_EXERCISE_
Every line of the listing must be reproduced as it stands. Leave the images behind.

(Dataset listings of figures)
--------
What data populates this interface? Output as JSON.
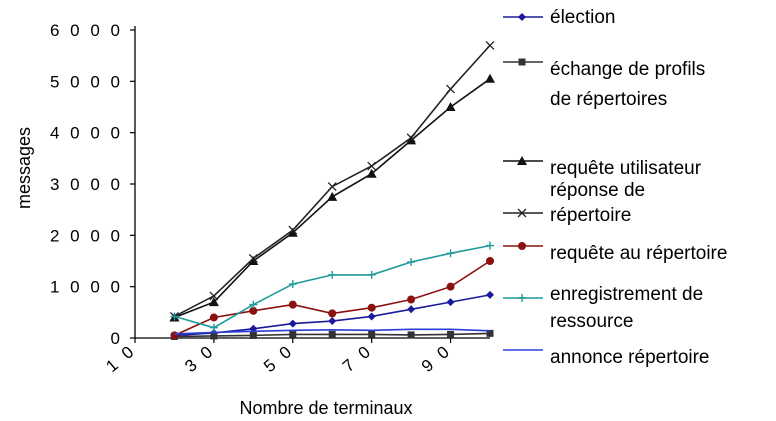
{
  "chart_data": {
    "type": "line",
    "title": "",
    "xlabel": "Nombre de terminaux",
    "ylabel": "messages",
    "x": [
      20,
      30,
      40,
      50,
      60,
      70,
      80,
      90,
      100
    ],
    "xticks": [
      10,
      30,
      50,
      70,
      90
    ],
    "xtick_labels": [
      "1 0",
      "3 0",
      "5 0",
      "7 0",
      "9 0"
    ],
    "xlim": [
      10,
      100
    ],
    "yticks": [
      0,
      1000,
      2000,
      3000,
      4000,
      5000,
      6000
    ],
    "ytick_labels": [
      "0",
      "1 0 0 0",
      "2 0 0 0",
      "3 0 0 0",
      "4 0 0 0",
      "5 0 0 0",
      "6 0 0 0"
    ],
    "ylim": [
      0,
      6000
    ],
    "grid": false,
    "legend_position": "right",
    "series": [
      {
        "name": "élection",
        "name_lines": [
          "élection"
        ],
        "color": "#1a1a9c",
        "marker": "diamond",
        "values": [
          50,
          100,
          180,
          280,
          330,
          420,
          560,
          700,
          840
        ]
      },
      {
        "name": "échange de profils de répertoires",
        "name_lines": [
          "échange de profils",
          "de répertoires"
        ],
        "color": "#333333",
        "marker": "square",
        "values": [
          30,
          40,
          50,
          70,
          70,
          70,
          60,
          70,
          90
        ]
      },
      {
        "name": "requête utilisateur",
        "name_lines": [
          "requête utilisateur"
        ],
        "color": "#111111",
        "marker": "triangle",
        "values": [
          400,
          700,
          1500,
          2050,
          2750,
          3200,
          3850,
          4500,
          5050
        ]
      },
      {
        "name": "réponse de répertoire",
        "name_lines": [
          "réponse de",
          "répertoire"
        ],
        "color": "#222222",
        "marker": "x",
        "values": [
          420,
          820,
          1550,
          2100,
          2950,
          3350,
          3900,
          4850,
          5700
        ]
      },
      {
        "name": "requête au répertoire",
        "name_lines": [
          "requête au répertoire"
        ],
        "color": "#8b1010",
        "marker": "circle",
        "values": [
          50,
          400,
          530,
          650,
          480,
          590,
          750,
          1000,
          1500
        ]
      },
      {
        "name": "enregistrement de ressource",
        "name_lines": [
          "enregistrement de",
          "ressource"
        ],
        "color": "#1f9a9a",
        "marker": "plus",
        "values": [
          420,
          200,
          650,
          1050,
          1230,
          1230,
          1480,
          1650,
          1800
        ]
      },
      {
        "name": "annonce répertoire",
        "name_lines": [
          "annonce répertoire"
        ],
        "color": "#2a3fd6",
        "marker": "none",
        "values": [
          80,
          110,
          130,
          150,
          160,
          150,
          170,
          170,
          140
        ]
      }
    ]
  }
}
--------
_OUTPUT OF THE EXERCISE_
What data populates this interface? Output as JSON.
{
  "chart_data": {
    "type": "line",
    "title": "",
    "xlabel": "Nombre de terminaux",
    "ylabel": "messages",
    "x": [
      20,
      30,
      40,
      50,
      60,
      70,
      80,
      90,
      100
    ],
    "xticks": [
      10,
      30,
      50,
      70,
      90
    ],
    "xtick_labels": [
      "1 0",
      "3 0",
      "5 0",
      "7 0",
      "9 0"
    ],
    "xlim": [
      10,
      100
    ],
    "yticks": [
      0,
      1000,
      2000,
      3000,
      4000,
      5000,
      6000
    ],
    "ytick_labels": [
      "0",
      "1 0 0 0",
      "2 0 0 0",
      "3 0 0 0",
      "4 0 0 0",
      "5 0 0 0",
      "6 0 0 0"
    ],
    "ylim": [
      0,
      6000
    ],
    "grid": false,
    "legend_position": "right",
    "series": [
      {
        "name": "élection",
        "name_lines": [
          "élection"
        ],
        "color": "#1a1a9c",
        "marker": "diamond",
        "values": [
          50,
          100,
          180,
          280,
          330,
          420,
          560,
          700,
          840
        ]
      },
      {
        "name": "échange de profils de répertoires",
        "name_lines": [
          "échange de profils",
          "de répertoires"
        ],
        "color": "#333333",
        "marker": "square",
        "values": [
          30,
          40,
          50,
          70,
          70,
          70,
          60,
          70,
          90
        ]
      },
      {
        "name": "requête utilisateur",
        "name_lines": [
          "requête utilisateur"
        ],
        "color": "#111111",
        "marker": "triangle",
        "values": [
          400,
          700,
          1500,
          2050,
          2750,
          3200,
          3850,
          4500,
          5050
        ]
      },
      {
        "name": "réponse de répertoire",
        "name_lines": [
          "réponse de",
          "répertoire"
        ],
        "color": "#222222",
        "marker": "x",
        "values": [
          420,
          820,
          1550,
          2100,
          2950,
          3350,
          3900,
          4850,
          5700
        ]
      },
      {
        "name": "requête au répertoire",
        "name_lines": [
          "requête au répertoire"
        ],
        "color": "#8b1010",
        "marker": "circle",
        "values": [
          50,
          400,
          530,
          650,
          480,
          590,
          750,
          1000,
          1500
        ]
      },
      {
        "name": "enregistrement de ressource",
        "name_lines": [
          "enregistrement de",
          "ressource"
        ],
        "color": "#1f9a9a",
        "marker": "plus",
        "values": [
          420,
          200,
          650,
          1050,
          1230,
          1230,
          1480,
          1650,
          1800
        ]
      },
      {
        "name": "annonce répertoire",
        "name_lines": [
          "annonce répertoire"
        ],
        "color": "#2a3fd6",
        "marker": "none",
        "values": [
          80,
          110,
          130,
          150,
          160,
          150,
          170,
          170,
          140
        ]
      }
    ]
  }
}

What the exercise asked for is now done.